[Items listed in a dataset]
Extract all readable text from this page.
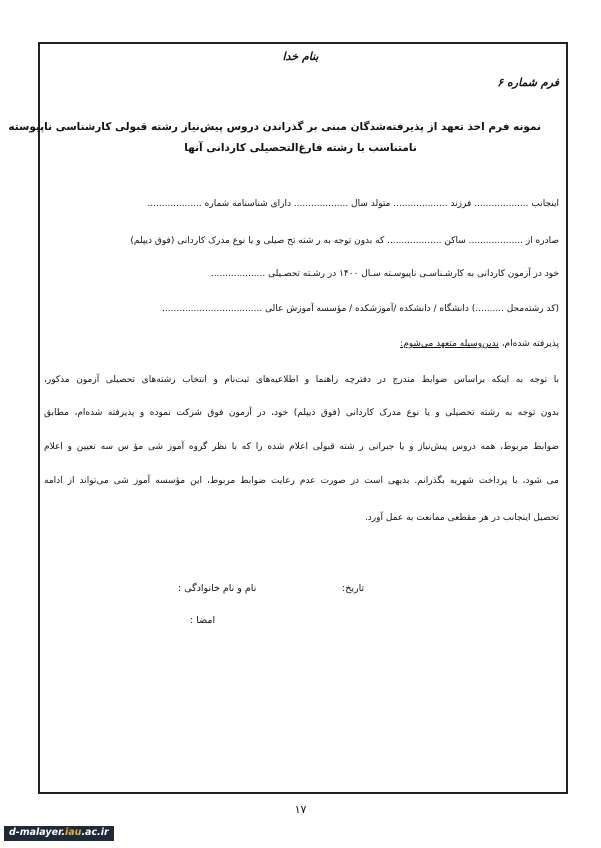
بنام خدا
فرم شماره ۶
نمونه فرم اخذ تعهد از پذیرفته‌شدگان مبنی بر گذراندن دروس پیش‌نیاز رشته قبولی کارشناسی ناپیوسته
نامتناسب با رشته فارغ‌التحصیلی کاردانی آنها
اینجانب ................... فرزند ................... متولد سال ................... دارای شناسنامه شماره ...................
صادره از ................... ساکن ................... که بدون توجه به ر شته تح صیلی و یا نوع مدرک کاردانی (فوق دیپلم)
خود در آزمون کاردانی به کارشـناسـی ناپیوسـته سـال ۱۴۰۰ در رشـته تحصـیلی ...................
(کد رشته‌محل ..........) دانشگاه / دانشکده /آموزشکده / مؤسسه آموزش عالی ...................................
پذیرفته شده‌ام، بدین‌وسیله متعهد می‌شوم:
با توجه به اینکه براساس ضوابط مندرج در دفترچه راهنما و اطلاعیه‌های ثبت‌نام و انتخاب رشته‌های تحصیلی آزمون مذکور،
بدون توجه به رشته تحصیلی و یا نوع مدرک کاردانی (فوق دیپلم) خود، در آزمون فوق شرکت نموده و پذیرفته شده‌ام، مطابق
ضوابط مربوط، همه دروس پیش‌نیاز و یا جبرانی ر شته قبولی اعلام شده را که با نظر گروه آموز شی مؤ س سه تعیین و اعلام
می شود، با پرداخت شهریه بگذرانم. بدیهی است در صورت عدم رعایت ضوابط مربوط، این مؤسسه آموز شی می‌تواند از ادامه
تحصیل اینجانب در هر مقطعی ممانعت به عمل آورد.
تاریخ:
نام و نام خانوادگی :
امضا :
۱۷
d-malayer.iau.ac.ir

Set task — State the count of lines holding the string "دیپلم" in the listing above, and nothing else.

The solution — 2